▶ _Dataset entries_:

----------------------------------------

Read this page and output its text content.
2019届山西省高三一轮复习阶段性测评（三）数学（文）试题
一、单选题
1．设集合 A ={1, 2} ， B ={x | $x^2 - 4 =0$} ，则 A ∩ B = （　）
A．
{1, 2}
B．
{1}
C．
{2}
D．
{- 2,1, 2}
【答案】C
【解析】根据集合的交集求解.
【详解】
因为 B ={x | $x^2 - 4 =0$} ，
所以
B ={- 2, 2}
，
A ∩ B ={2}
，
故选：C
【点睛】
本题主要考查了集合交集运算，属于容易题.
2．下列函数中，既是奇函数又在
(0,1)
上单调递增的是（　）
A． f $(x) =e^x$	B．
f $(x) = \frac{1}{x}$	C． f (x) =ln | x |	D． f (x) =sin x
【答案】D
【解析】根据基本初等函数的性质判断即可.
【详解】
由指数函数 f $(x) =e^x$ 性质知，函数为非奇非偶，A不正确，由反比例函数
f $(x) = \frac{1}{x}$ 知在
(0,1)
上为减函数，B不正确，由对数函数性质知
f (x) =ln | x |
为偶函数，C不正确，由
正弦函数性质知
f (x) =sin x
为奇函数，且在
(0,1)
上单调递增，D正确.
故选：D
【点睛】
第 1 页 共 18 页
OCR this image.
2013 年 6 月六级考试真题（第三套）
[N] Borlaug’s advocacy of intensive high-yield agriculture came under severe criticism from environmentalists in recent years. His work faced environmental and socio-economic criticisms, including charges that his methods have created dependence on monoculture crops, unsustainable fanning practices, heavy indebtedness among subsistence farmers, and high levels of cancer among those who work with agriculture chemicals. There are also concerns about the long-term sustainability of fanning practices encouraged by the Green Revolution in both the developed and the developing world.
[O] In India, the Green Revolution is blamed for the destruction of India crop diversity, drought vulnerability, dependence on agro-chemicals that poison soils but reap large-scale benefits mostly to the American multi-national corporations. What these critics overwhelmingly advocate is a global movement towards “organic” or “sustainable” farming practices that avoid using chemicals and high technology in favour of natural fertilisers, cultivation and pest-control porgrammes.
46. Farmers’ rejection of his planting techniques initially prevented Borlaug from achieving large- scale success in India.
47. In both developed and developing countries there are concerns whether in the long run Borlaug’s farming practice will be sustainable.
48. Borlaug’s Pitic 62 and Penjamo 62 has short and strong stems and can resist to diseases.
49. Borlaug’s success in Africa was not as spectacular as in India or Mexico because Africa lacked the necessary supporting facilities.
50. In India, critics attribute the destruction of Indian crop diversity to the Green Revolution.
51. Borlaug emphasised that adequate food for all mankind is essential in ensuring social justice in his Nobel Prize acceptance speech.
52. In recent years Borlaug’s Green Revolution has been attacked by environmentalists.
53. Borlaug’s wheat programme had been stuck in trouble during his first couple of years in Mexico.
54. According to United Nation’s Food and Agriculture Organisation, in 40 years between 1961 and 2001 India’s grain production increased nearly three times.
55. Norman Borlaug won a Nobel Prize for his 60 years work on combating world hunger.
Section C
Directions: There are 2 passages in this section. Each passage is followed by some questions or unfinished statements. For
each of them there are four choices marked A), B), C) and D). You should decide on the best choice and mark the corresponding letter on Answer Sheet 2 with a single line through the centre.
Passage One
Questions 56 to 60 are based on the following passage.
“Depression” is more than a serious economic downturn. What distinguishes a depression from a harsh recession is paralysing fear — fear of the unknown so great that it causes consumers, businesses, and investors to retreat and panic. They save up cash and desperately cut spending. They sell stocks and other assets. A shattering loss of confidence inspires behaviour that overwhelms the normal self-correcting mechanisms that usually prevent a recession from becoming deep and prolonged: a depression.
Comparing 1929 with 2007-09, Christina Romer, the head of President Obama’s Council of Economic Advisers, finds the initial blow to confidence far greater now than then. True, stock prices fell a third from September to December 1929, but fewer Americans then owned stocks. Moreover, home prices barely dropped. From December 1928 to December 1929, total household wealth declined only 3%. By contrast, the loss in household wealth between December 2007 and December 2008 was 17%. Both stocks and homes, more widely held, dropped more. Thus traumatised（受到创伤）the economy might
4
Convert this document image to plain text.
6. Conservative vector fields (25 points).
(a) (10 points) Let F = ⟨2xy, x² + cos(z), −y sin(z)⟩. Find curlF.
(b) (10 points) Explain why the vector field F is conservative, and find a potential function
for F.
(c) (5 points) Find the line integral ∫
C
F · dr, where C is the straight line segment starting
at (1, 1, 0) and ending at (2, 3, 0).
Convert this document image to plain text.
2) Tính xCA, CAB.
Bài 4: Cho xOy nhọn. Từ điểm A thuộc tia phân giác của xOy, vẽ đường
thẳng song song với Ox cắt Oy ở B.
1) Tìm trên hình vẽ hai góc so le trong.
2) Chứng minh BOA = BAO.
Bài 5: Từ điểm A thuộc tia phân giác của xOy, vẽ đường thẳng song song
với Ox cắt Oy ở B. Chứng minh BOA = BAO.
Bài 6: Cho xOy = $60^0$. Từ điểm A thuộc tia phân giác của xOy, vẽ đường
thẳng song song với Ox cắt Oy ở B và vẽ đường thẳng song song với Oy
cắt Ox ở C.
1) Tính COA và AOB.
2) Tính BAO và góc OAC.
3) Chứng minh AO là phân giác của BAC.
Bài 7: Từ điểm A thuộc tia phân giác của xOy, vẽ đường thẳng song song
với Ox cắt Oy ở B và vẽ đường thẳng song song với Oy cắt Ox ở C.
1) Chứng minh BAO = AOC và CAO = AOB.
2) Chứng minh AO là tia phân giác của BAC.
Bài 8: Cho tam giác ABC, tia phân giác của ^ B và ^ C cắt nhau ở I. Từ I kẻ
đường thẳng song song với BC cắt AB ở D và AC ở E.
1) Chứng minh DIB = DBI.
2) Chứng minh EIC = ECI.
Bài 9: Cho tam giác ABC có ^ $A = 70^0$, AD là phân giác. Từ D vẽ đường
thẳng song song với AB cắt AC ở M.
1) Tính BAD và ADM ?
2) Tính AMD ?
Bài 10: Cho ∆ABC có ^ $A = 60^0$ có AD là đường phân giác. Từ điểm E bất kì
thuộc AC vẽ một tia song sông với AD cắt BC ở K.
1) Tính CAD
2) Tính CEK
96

----------------------------------------

▶ _INSTRUCTIONS FOR THE TASK_: Write out all of the records above exactly as they appear.

▶ _ANSWER TO THE PROBLEM_:
Read this page and output its text content.
2019届山西省高三一轮复习阶段性测评（三）数学（文）试题
一、单选题
1．设集合 A ={1, 2} ， B ={x | $x^2 - 4 =0$} ，则 A ∩ B = （　）
A．
{1, 2}
B．
{1}
C．
{2}
D．
{- 2,1, 2}
【答案】C
【解析】根据集合的交集求解.
【详解】
因为 B ={x | $x^2 - 4 =0$} ，
所以
B ={- 2, 2}
，
A ∩ B ={2}
，
故选：C
【点睛】
本题主要考查了集合交集运算，属于容易题.
2．下列函数中，既是奇函数又在
(0,1)
上单调递增的是（　）
A． f $(x) =e^x$	B．
f $(x) = \frac{1}{x}$	C． f (x) =ln | x |	D． f (x) =sin x
【答案】D
【解析】根据基本初等函数的性质判断即可.
【详解】
由指数函数 f $(x) =e^x$ 性质知，函数为非奇非偶，A不正确，由反比例函数
f $(x) = \frac{1}{x}$ 知在
(0,1)
上为减函数，B不正确，由对数函数性质知
f (x) =ln | x |
为偶函数，C不正确，由
正弦函数性质知
f (x) =sin x
为奇函数，且在
(0,1)
上单调递增，D正确.
故选：D
【点睛】
第 1 页 共 18 页
OCR this image.
2013 年 6 月六级考试真题（第三套）
[N] Borlaug’s advocacy of intensive high-yield agriculture came under severe criticism from environmentalists in recent years. His work faced environmental and socio-economic criticisms, including charges that his methods have created dependence on monoculture crops, unsustainable fanning practices, heavy indebtedness among subsistence farmers, and high levels of cancer among those who work with agriculture chemicals. There are also concerns about the long-term sustainability of fanning practices encouraged by the Green Revolution in both the developed and the developing world.
[O] In India, the Green Revolution is blamed for the destruction of India crop diversity, drought vulnerability, dependence on agro-chemicals that poison soils but reap large-scale benefits mostly to the American multi-national corporations. What these critics overwhelmingly advocate is a global movement towards “organic” or “sustainable” farming practices that avoid using chemicals and high technology in favour of natural fertilisers, cultivation and pest-control porgrammes.
46. Farmers’ rejection of his planting techniques initially prevented Borlaug from achieving large- scale success in India.
47. In both developed and developing countries there are concerns whether in the long run Borlaug’s farming practice will be sustainable.
48. Borlaug’s Pitic 62 and Penjamo 62 has short and strong stems and can resist to diseases.
49. Borlaug’s success in Africa was not as spectacular as in India or Mexico because Africa lacked the necessary supporting facilities.
50. In India, critics attribute the destruction of Indian crop diversity to the Green Revolution.
51. Borlaug emphasised that adequate food for all mankind is essential in ensuring social justice in his Nobel Prize acceptance speech.
52. In recent years Borlaug’s Green Revolution has been attacked by environmentalists.
53. Borlaug’s wheat programme had been stuck in trouble during his first couple of years in Mexico.
54. According to United Nation’s Food and Agriculture Organisation, in 40 years between 1961 and 2001 India’s grain production increased nearly three times.
55. Norman Borlaug won a Nobel Prize for his 60 years work on combating world hunger.
Section C
Directions: There are 2 passages in this section. Each passage is followed by some questions or unfinished statements. For
each of them there are four choices marked A), B), C) and D). You should decide on the best choice and mark the corresponding letter on Answer Sheet 2 with a single line through the centre.
Passage One
Questions 56 to 60 are based on the following passage.
“Depression” is more than a serious economic downturn. What distinguishes a depression from a harsh recession is paralysing fear — fear of the unknown so great that it causes consumers, businesses, and investors to retreat and panic. They save up cash and desperately cut spending. They sell stocks and other assets. A shattering loss of confidence inspires behaviour that overwhelms the normal self-correcting mechanisms that usually prevent a recession from becoming deep and prolonged: a depression.
Comparing 1929 with 2007-09, Christina Romer, the head of President Obama’s Council of Economic Advisers, finds the initial blow to confidence far greater now than then. True, stock prices fell a third from September to December 1929, but fewer Americans then owned stocks. Moreover, home prices barely dropped. From December 1928 to December 1929, total household wealth declined only 3%. By contrast, the loss in household wealth between December 2007 and December 2008 was 17%. Both stocks and homes, more widely held, dropped more. Thus traumatised（受到创伤）the economy might
4
Convert this document image to plain text.
6. Conservative vector fields (25 points).
(a) (10 points) Let F = ⟨2xy, x² + cos(z), −y sin(z)⟩. Find curlF.
(b) (10 points) Explain why the vector field F is conservative, and find a potential function
for F.
(c) (5 points) Find the line integral ∫
C
F · dr, where C is the straight line segment starting
at (1, 1, 0) and ending at (2, 3, 0).
Convert this document image to plain text.
2) Tính xCA, CAB.
Bài 4: Cho xOy nhọn. Từ điểm A thuộc tia phân giác của xOy, vẽ đường
thẳng song song với Ox cắt Oy ở B.
1) Tìm trên hình vẽ hai góc so le trong.
2) Chứng minh BOA = BAO.
Bài 5: Từ điểm A thuộc tia phân giác của xOy, vẽ đường thẳng song song
với Ox cắt Oy ở B. Chứng minh BOA = BAO.
Bài 6: Cho xOy = $60^0$. Từ điểm A thuộc tia phân giác của xOy, vẽ đường
thẳng song song với Ox cắt Oy ở B và vẽ đường thẳng song song với Oy
cắt Ox ở C.
1) Tính COA và AOB.
2) Tính BAO và góc OAC.
3) Chứng minh AO là phân giác của BAC.
Bài 7: Từ điểm A thuộc tia phân giác của xOy, vẽ đường thẳng song song
với Ox cắt Oy ở B và vẽ đường thẳng song song với Oy cắt Ox ở C.
1) Chứng minh BAO = AOC và CAO = AOB.
2) Chứng minh AO là tia phân giác của BAC.
Bài 8: Cho tam giác ABC, tia phân giác của ^ B và ^ C cắt nhau ở I. Từ I kẻ
đường thẳng song song với BC cắt AB ở D và AC ở E.
1) Chứng minh DIB = DBI.
2) Chứng minh EIC = ECI.
Bài 9: Cho tam giác ABC có ^ $A = 70^0$, AD là phân giác. Từ D vẽ đường
thẳng song song với AB cắt AC ở M.
1) Tính BAD và ADM ?
2) Tính AMD ?
Bài 10: Cho ∆ABC có ^ $A = 60^0$ có AD là đường phân giác. Từ điểm E bất kì
thuộc AC vẽ một tia song sông với AD cắt BC ở K.
1) Tính CAD
2) Tính CEK
96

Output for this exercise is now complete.